- [WHAT YOU ARE ASKED TO DO] Set down all of the data exactly as it appears.

──────── DATA ────────

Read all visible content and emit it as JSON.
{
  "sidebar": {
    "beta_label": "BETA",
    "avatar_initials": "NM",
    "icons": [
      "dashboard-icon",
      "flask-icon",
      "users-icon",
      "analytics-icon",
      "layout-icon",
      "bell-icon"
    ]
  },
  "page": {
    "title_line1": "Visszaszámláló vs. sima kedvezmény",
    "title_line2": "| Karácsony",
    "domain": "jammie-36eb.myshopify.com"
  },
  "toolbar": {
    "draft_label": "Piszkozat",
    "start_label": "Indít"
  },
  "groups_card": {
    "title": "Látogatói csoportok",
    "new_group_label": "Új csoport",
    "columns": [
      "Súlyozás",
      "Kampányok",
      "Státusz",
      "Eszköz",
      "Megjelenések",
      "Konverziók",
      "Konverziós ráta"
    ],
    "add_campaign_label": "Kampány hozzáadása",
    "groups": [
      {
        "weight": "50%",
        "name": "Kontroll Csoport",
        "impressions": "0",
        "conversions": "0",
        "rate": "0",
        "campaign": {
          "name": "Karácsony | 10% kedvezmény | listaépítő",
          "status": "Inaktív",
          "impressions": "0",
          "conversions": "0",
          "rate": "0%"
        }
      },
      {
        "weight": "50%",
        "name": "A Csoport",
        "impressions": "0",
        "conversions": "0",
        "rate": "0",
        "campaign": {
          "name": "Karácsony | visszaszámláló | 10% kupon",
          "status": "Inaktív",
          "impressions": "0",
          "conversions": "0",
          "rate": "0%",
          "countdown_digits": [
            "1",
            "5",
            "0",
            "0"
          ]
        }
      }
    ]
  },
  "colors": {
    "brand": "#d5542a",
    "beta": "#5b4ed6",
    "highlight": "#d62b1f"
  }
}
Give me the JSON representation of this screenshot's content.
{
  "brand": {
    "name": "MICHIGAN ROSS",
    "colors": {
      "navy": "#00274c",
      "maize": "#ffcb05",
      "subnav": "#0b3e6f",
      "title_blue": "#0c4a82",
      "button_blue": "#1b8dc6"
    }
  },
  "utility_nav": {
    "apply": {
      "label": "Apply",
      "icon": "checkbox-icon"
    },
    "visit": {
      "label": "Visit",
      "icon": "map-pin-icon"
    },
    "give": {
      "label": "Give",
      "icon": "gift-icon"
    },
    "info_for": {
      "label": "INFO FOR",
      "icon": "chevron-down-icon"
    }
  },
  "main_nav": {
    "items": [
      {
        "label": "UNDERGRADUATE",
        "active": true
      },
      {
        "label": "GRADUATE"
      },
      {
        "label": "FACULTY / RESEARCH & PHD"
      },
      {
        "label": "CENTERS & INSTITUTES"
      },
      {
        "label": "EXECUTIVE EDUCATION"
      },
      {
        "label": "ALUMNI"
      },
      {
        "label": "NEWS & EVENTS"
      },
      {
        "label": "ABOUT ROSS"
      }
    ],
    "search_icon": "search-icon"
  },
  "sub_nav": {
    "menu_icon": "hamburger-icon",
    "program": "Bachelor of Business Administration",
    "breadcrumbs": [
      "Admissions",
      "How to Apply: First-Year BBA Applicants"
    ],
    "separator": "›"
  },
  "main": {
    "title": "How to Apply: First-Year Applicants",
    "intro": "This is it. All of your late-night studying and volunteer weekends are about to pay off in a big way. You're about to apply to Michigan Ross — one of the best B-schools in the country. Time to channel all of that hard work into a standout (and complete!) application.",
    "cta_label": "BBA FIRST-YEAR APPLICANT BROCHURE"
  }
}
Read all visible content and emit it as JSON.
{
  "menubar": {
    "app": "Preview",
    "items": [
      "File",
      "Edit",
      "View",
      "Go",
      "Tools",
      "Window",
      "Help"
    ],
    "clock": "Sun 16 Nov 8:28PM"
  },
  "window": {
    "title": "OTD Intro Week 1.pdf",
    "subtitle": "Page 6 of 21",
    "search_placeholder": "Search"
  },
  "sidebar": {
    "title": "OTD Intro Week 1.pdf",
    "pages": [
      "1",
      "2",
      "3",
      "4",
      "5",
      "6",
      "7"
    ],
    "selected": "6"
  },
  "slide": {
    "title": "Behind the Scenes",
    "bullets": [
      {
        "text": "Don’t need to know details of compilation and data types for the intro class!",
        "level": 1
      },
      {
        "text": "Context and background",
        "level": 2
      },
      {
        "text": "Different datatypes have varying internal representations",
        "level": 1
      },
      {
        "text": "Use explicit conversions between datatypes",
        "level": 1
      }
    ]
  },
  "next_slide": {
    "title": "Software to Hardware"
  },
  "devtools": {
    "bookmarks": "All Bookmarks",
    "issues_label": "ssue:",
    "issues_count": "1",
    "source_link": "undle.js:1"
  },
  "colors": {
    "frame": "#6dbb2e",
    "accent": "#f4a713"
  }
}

────────

- [WRITTEN RESPONSE]
Read all visible content and emit it as JSON.
{
  "sidebar": {
    "beta_label": "BETA",
    "avatar_initials": "NM",
    "icons": [
      "dashboard-icon",
      "flask-icon",
      "users-icon",
      "analytics-icon",
      "layout-icon",
      "bell-icon"
    ]
  },
  "page": {
    "title_line1": "Visszaszámláló vs. sima kedvezmény",
    "title_line2": "| Karácsony",
    "domain": "jammie-36eb.myshopify.com"
  },
  "toolbar": {
    "draft_label": "Piszkozat",
    "start_label": "Indít"
  },
  "groups_card": {
    "title": "Látogatói csoportok",
    "new_group_label": "Új csoport",
    "columns": [
      "Súlyozás",
      "Kampányok",
      "Státusz",
      "Eszköz",
      "Megjelenések",
      "Konverziók",
      "Konverziós ráta"
    ],
    "add_campaign_label": "Kampány hozzáadása",
    "groups": [
      {
        "weight": "50%",
        "name": "Kontroll Csoport",
        "impressions": "0",
        "conversions": "0",
        "rate": "0",
        "campaign": {
          "name": "Karácsony | 10% kedvezmény | listaépítő",
          "status": "Inaktív",
          "impressions": "0",
          "conversions": "0",
          "rate": "0%"
        }
      },
      {
        "weight": "50%",
        "name": "A Csoport",
        "impressions": "0",
        "conversions": "0",
        "rate": "0",
        "campaign": {
          "name": "Karácsony | visszaszámláló | 10% kupon",
          "status": "Inaktív",
          "impressions": "0",
          "conversions": "0",
          "rate": "0%",
          "countdown_digits": [
            "1",
            "5",
            "0",
            "0"
          ]
        }
      }
    ]
  },
  "colors": {
    "brand": "#d5542a",
    "beta": "#5b4ed6",
    "highlight": "#d62b1f"
  }
}
Give me the JSON representation of this screenshot's content.
{
  "brand": {
    "name": "MICHIGAN ROSS",
    "colors": {
      "navy": "#00274c",
      "maize": "#ffcb05",
      "subnav": "#0b3e6f",
      "title_blue": "#0c4a82",
      "button_blue": "#1b8dc6"
    }
  },
  "utility_nav": {
    "apply": {
      "label": "Apply",
      "icon": "checkbox-icon"
    },
    "visit": {
      "label": "Visit",
      "icon": "map-pin-icon"
    },
    "give": {
      "label": "Give",
      "icon": "gift-icon"
    },
    "info_for": {
      "label": "INFO FOR",
      "icon": "chevron-down-icon"
    }
  },
  "main_nav": {
    "items": [
      {
        "label": "UNDERGRADUATE",
        "active": true
      },
      {
        "label": "GRADUATE"
      },
      {
        "label": "FACULTY / RESEARCH & PHD"
      },
      {
        "label": "CENTERS & INSTITUTES"
      },
      {
        "label": "EXECUTIVE EDUCATION"
      },
      {
        "label": "ALUMNI"
      },
      {
        "label": "NEWS & EVENTS"
      },
      {
        "label": "ABOUT ROSS"
      }
    ],
    "search_icon": "search-icon"
  },
  "sub_nav": {
    "menu_icon": "hamburger-icon",
    "program": "Bachelor of Business Administration",
    "breadcrumbs": [
      "Admissions",
      "How to Apply: First-Year BBA Applicants"
    ],
    "separator": "›"
  },
  "main": {
    "title": "How to Apply: First-Year Applicants",
    "intro": "This is it. All of your late-night studying and volunteer weekends are about to pay off in a big way. You're about to apply to Michigan Ross — one of the best B-schools in the country. Time to channel all of that hard work into a standout (and complete!) application.",
    "cta_label": "BBA FIRST-YEAR APPLICANT BROCHURE"
  }
}
Read all visible content and emit it as JSON.
{
  "menubar": {
    "app": "Preview",
    "items": [
      "File",
      "Edit",
      "View",
      "Go",
      "Tools",
      "Window",
      "Help"
    ],
    "clock": "Sun 16 Nov 8:28PM"
  },
  "window": {
    "title": "OTD Intro Week 1.pdf",
    "subtitle": "Page 6 of 21",
    "search_placeholder": "Search"
  },
  "sidebar": {
    "title": "OTD Intro Week 1.pdf",
    "pages": [
      "1",
      "2",
      "3",
      "4",
      "5",
      "6",
      "7"
    ],
    "selected": "6"
  },
  "slide": {
    "title": "Behind the Scenes",
    "bullets": [
      {
        "text": "Don’t need to know details of compilation and data types for the intro class!",
        "level": 1
      },
      {
        "text": "Context and background",
        "level": 2
      },
      {
        "text": "Different datatypes have varying internal representations",
        "level": 1
      },
      {
        "text": "Use explicit conversions between datatypes",
        "level": 1
      }
    ]
  },
  "next_slide": {
    "title": "Software to Hardware"
  },
  "devtools": {
    "bookmarks": "All Bookmarks",
    "issues_label": "ssue:",
    "issues_count": "1",
    "source_link": "undle.js:1"
  },
  "colors": {
    "frame": "#6dbb2e",
    "accent": "#f4a713"
  }
}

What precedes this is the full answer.